■ THE PROBLEM: In your copy, include every line of the listing below exactly but none of the pictures.

■ PROVIDED RECORDS:
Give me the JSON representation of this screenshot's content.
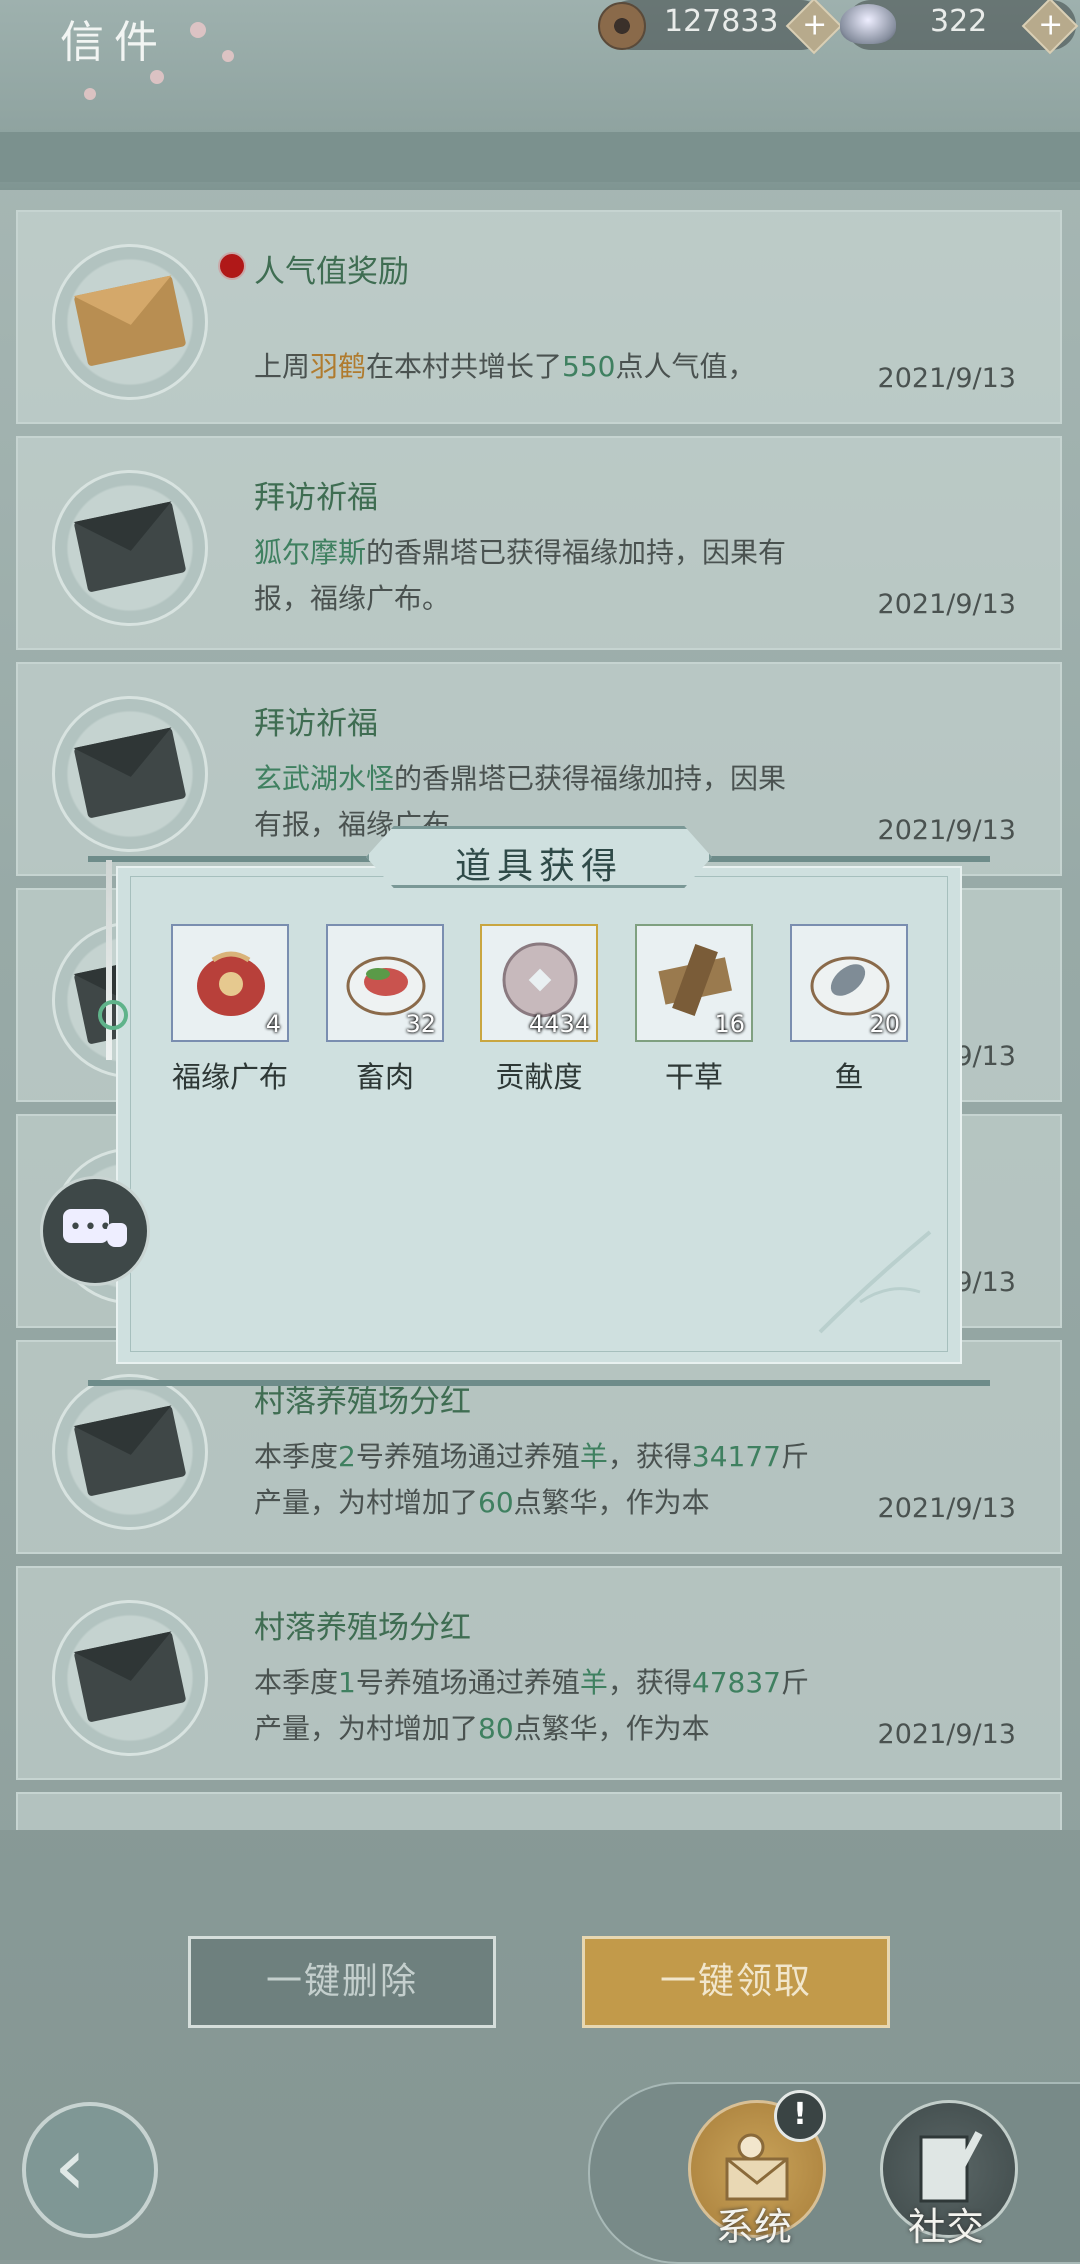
{
  "header": {
    "title": "信件",
    "coins": "127833",
    "ingots": "322",
    "plus": "+"
  },
  "mails": [
    {
      "title": "人气值奖励",
      "unread": true,
      "body_parts": [
        "上周",
        "羽鹤",
        "在本村共增长了",
        "550",
        "点人气值，"
      ],
      "date": "2021/9/13"
    },
    {
      "title": "拜访祈福",
      "body_parts": [
        "狐尔摩斯",
        "的香鼎塔已获得福缘加持，因果有报，福缘广布。"
      ],
      "date": "2021/9/13"
    },
    {
      "title": "拜访祈福",
      "body_parts": [
        "玄武湖水怪",
        "的香鼎塔已获得福缘加持，因果有报，福缘广布"
      ],
      "date": "2021/9/13"
    },
    {
      "title": "",
      "date": "2021/9/13"
    },
    {
      "title": "",
      "date": "2021/9/13"
    },
    {
      "title": "村落养殖场分红",
      "body_parts": [
        "本季度",
        "2",
        "号养殖场通过养殖",
        "羊",
        "，获得",
        "34177",
        "斤产量，为村增加了",
        "60",
        "点繁华，作为本"
      ],
      "date": "2021/9/13"
    },
    {
      "title": "村落养殖场分红",
      "body_parts": [
        "本季度",
        "1",
        "号养殖场通过养殖",
        "羊",
        "，获得",
        "47837",
        "斤产量，为村增加了",
        "80",
        "点繁华，作为本"
      ],
      "date": "2021/9/13"
    }
  ],
  "popup": {
    "title": "道具获得",
    "items": [
      {
        "name": "福缘广布",
        "count": "4",
        "icon": "lucky-bag-icon"
      },
      {
        "name": "畜肉",
        "count": "32",
        "icon": "meat-plate-icon"
      },
      {
        "name": "贡献度",
        "count": "4434",
        "icon": "coin-token-icon"
      },
      {
        "name": "干草",
        "count": "16",
        "icon": "hay-bundle-icon"
      },
      {
        "name": "鱼",
        "count": "20",
        "icon": "fish-plate-icon"
      }
    ]
  },
  "buttons": {
    "delete_all": "一键删除",
    "claim_all": "一键领取"
  },
  "tabs": {
    "system": "系统",
    "social": "社交",
    "alert": "!"
  },
  "colors": {
    "accent_green": "#3f8060",
    "highlight_orange": "#b07b2e",
    "unread_red": "#b01818",
    "claim_gold": "#c29a4a"
  }
}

■ RESPONSE BELOW:
Give me the JSON representation of this screenshot's content.
{
  "header": {
    "title": "信件",
    "coins": "127833",
    "ingots": "322",
    "plus": "+"
  },
  "mails": [
    {
      "title": "人气值奖励",
      "unread": true,
      "body_parts": [
        "上周",
        "羽鹤",
        "在本村共增长了",
        "550",
        "点人气值，"
      ],
      "date": "2021/9/13"
    },
    {
      "title": "拜访祈福",
      "body_parts": [
        "狐尔摩斯",
        "的香鼎塔已获得福缘加持，因果有报，福缘广布。"
      ],
      "date": "2021/9/13"
    },
    {
      "title": "拜访祈福",
      "body_parts": [
        "玄武湖水怪",
        "的香鼎塔已获得福缘加持，因果有报，福缘广布"
      ],
      "date": "2021/9/13"
    },
    {
      "title": "",
      "date": "2021/9/13"
    },
    {
      "title": "",
      "date": "2021/9/13"
    },
    {
      "title": "村落养殖场分红",
      "body_parts": [
        "本季度",
        "2",
        "号养殖场通过养殖",
        "羊",
        "，获得",
        "34177",
        "斤产量，为村增加了",
        "60",
        "点繁华，作为本"
      ],
      "date": "2021/9/13"
    },
    {
      "title": "村落养殖场分红",
      "body_parts": [
        "本季度",
        "1",
        "号养殖场通过养殖",
        "羊",
        "，获得",
        "47837",
        "斤产量，为村增加了",
        "80",
        "点繁华，作为本"
      ],
      "date": "2021/9/13"
    }
  ],
  "popup": {
    "title": "道具获得",
    "items": [
      {
        "name": "福缘广布",
        "count": "4",
        "icon": "lucky-bag-icon"
      },
      {
        "name": "畜肉",
        "count": "32",
        "icon": "meat-plate-icon"
      },
      {
        "name": "贡献度",
        "count": "4434",
        "icon": "coin-token-icon"
      },
      {
        "name": "干草",
        "count": "16",
        "icon": "hay-bundle-icon"
      },
      {
        "name": "鱼",
        "count": "20",
        "icon": "fish-plate-icon"
      }
    ]
  },
  "buttons": {
    "delete_all": "一键删除",
    "claim_all": "一键领取"
  },
  "tabs": {
    "system": "系统",
    "social": "社交",
    "alert": "!"
  },
  "colors": {
    "accent_green": "#3f8060",
    "highlight_orange": "#b07b2e",
    "unread_red": "#b01818",
    "claim_gold": "#c29a4a"
  }
}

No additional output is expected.